**Short problem**
Only the number is wanted: tally the lines below that contain the word "site".

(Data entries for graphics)
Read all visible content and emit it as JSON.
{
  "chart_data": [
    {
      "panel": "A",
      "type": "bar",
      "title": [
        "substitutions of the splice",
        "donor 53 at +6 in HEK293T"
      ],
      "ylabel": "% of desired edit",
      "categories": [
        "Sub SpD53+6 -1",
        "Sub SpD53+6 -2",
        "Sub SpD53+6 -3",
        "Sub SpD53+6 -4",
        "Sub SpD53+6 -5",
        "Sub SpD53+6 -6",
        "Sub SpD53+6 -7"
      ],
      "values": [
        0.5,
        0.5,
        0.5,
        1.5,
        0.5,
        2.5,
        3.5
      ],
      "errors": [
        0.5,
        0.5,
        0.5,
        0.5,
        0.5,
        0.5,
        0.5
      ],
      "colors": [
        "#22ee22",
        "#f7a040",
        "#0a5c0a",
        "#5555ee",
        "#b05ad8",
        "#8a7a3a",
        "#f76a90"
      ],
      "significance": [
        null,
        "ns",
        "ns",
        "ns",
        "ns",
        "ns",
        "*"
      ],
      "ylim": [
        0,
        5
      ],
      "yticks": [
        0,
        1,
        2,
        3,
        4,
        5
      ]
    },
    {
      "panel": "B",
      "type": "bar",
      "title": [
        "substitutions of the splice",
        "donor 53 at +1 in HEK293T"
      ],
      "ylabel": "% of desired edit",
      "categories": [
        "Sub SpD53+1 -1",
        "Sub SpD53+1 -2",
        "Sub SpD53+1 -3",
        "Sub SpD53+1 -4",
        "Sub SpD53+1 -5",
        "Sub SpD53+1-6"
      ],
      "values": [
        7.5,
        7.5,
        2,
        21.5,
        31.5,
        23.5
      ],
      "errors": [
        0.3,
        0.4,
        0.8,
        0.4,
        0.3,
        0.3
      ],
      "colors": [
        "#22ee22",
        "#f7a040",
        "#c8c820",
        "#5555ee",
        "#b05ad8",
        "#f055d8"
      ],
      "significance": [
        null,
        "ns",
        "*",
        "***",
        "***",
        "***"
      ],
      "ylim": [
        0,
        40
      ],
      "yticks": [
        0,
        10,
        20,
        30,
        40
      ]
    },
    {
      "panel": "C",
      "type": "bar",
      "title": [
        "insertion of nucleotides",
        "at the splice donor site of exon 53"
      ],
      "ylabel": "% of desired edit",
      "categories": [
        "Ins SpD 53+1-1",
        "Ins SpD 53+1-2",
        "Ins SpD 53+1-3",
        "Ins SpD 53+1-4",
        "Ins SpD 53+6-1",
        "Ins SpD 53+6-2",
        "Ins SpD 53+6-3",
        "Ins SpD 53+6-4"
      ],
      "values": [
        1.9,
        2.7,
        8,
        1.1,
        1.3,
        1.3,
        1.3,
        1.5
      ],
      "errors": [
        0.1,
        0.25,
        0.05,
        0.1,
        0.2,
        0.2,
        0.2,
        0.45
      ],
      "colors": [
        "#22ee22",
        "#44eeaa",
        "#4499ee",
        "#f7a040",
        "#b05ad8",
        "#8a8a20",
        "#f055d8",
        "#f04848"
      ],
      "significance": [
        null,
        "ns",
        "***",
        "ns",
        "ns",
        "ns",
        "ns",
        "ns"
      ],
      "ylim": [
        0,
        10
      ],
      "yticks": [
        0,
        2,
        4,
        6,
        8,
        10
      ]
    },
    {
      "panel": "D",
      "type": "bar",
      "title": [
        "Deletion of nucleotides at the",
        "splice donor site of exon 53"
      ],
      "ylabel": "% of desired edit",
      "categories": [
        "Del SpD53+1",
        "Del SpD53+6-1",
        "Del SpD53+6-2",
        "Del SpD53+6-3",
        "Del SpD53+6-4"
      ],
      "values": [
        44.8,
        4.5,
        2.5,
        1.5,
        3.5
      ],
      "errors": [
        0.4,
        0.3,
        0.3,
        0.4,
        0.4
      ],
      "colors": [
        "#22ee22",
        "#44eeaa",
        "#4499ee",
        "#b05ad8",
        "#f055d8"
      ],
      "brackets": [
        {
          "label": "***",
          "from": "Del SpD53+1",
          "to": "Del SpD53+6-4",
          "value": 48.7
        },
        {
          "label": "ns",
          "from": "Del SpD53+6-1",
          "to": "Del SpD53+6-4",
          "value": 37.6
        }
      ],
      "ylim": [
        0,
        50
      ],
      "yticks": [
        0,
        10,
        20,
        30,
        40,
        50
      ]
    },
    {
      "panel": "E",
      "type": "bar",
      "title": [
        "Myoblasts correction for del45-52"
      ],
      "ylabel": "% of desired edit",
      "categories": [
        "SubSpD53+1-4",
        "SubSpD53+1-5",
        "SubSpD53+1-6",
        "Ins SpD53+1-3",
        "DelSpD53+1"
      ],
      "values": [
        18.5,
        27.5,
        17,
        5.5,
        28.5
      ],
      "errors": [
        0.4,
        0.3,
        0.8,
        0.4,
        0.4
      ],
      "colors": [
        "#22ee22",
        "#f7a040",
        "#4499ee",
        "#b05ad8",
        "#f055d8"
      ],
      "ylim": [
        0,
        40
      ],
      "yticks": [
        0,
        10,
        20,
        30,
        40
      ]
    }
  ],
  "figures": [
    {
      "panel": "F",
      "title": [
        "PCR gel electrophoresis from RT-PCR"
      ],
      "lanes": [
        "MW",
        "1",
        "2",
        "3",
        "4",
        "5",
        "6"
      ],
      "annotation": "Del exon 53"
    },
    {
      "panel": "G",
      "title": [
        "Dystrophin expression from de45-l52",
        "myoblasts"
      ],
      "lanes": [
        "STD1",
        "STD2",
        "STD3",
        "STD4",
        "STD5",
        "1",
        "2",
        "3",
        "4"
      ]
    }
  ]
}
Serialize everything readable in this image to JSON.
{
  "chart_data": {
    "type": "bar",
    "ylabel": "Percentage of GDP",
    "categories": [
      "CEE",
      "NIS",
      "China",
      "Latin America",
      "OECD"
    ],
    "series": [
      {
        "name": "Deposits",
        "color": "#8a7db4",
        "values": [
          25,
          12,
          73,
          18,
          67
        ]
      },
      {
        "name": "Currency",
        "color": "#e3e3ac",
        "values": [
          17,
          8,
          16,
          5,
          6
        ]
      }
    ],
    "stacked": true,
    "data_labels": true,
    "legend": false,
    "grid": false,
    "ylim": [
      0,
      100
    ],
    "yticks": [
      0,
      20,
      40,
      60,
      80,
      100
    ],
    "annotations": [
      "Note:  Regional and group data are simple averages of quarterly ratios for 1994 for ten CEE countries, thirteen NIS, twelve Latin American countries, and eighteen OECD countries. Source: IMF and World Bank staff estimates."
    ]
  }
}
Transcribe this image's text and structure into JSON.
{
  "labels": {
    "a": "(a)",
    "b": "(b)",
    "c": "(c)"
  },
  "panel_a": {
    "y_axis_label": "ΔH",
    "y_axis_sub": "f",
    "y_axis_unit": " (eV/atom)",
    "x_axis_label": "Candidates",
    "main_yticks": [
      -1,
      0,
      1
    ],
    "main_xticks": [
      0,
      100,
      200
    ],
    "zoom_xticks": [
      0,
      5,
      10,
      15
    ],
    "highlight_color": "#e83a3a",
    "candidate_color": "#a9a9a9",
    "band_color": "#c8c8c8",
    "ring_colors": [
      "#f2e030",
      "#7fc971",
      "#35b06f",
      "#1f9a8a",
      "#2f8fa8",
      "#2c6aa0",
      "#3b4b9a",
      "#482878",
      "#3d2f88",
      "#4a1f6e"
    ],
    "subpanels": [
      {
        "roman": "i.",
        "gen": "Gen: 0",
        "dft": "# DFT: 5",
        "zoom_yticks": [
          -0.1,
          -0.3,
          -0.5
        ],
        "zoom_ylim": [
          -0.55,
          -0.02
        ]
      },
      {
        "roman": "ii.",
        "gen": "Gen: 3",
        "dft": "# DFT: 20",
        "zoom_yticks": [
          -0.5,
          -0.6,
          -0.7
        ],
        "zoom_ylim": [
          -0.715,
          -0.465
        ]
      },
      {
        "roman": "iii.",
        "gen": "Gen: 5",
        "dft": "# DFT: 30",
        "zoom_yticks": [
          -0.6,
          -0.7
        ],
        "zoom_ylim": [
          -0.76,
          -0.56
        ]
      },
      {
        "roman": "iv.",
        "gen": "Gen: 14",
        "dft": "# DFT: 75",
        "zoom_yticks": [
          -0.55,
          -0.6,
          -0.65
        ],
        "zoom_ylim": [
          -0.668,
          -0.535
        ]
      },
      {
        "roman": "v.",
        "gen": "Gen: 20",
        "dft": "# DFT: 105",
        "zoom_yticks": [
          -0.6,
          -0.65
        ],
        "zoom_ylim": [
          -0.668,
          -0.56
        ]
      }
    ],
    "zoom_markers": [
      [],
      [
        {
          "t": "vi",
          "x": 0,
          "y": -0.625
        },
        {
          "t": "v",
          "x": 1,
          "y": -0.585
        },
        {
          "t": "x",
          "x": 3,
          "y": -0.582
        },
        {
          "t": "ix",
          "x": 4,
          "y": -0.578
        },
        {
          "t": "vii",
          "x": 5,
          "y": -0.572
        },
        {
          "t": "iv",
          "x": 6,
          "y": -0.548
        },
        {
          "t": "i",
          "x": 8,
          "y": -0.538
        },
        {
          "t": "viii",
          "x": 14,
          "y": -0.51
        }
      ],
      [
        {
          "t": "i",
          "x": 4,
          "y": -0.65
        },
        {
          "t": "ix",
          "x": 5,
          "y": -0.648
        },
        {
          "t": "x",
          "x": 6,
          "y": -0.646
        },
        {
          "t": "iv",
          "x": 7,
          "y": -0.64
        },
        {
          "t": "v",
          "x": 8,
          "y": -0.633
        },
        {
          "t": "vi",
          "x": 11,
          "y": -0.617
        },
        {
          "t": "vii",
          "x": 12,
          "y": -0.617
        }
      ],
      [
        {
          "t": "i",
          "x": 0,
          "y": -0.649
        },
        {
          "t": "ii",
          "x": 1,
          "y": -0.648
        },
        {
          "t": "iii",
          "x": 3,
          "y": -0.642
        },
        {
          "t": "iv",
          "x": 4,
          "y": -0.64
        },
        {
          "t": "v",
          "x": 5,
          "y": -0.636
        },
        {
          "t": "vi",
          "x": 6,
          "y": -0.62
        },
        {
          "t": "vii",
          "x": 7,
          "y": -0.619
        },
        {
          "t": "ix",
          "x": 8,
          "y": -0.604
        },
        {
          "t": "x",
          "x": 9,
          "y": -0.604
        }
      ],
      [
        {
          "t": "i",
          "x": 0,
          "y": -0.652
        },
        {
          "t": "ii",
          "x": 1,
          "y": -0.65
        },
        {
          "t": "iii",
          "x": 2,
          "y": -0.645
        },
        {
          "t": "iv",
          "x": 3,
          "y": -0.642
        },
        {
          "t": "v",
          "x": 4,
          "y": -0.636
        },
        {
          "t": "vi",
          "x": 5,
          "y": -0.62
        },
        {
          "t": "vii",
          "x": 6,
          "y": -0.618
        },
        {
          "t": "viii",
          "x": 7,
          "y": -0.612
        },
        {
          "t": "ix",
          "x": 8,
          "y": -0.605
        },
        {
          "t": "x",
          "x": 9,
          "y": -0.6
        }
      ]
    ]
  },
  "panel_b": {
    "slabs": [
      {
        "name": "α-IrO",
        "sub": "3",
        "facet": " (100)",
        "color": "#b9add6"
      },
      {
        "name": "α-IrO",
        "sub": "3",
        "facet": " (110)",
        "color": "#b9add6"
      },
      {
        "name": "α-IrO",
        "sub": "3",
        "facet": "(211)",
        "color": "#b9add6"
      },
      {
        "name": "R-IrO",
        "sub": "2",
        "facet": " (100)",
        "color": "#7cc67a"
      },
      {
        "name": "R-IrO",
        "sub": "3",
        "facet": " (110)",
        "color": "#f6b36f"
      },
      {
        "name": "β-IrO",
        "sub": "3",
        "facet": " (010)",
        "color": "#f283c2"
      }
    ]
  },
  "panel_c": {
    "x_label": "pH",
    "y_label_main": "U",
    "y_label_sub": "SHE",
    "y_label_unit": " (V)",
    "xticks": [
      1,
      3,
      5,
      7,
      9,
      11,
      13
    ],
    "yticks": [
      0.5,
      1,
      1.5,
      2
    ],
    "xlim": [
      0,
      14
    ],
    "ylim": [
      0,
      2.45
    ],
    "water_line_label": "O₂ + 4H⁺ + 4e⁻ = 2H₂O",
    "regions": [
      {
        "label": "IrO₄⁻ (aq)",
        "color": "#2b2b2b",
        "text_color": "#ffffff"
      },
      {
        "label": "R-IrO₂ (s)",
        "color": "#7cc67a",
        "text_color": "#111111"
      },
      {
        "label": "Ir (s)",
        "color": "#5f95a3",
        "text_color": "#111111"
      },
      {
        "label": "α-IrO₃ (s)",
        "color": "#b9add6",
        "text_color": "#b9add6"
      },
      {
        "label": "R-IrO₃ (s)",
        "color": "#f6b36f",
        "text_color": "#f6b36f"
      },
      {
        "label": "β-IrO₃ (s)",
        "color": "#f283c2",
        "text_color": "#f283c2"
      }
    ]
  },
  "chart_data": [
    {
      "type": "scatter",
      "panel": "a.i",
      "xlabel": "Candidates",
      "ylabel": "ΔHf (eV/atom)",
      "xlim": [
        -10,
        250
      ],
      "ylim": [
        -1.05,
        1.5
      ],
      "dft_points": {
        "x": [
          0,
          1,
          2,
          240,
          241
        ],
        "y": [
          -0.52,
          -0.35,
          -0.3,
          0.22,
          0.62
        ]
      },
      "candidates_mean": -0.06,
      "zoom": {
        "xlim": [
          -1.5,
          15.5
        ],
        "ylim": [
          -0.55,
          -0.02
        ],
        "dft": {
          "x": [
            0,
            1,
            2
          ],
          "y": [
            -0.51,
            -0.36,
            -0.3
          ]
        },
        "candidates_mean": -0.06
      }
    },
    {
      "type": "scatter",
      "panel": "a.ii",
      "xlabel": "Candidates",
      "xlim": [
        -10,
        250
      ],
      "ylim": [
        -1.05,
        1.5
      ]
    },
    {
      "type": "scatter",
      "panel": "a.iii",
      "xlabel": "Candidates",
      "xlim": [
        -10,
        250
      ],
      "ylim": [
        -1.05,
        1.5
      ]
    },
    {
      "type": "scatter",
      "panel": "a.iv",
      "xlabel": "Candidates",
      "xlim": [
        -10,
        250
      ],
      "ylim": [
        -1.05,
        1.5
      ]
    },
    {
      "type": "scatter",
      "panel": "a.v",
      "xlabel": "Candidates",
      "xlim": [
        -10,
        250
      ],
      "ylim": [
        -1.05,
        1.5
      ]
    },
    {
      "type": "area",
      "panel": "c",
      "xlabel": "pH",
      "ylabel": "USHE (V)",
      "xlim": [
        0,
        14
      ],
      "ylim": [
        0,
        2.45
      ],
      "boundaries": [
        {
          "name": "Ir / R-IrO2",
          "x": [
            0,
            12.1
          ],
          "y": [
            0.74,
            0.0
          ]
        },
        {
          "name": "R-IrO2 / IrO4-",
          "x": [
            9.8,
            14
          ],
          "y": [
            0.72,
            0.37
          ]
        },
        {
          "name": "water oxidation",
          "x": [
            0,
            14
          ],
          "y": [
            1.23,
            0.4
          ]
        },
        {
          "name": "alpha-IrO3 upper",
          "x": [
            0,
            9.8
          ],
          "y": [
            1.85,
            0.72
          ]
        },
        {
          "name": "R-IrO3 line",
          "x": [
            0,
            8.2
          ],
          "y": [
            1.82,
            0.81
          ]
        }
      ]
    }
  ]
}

**Full answer**
2